## What to work on:
Search the material below for the word "this". Copy every line that has it.

[A run of records]
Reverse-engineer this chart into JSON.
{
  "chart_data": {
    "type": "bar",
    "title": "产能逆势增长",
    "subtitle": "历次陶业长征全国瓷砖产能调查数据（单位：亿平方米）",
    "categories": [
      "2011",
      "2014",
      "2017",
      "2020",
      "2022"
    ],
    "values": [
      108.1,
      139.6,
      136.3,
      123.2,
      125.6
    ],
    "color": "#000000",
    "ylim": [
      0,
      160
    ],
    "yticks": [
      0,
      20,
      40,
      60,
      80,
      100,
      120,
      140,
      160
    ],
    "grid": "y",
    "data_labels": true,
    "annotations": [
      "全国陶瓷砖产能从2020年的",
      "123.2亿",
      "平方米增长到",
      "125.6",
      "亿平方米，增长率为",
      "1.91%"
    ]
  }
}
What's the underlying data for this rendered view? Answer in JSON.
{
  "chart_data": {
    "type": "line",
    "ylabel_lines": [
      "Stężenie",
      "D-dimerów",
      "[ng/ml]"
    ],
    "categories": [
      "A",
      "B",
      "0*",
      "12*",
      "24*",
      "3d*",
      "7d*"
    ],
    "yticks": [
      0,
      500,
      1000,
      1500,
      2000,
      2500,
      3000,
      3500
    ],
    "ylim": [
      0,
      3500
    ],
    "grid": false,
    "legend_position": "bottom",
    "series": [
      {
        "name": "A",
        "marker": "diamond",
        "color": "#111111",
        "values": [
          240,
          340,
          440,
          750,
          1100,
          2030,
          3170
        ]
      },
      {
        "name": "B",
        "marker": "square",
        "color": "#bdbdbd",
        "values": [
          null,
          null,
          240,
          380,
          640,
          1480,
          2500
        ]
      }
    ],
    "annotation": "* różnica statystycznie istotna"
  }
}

## Expected answer:
Reverse-engineer this chart into JSON.
What's the underlying data for this rendered view? Answer in JSON.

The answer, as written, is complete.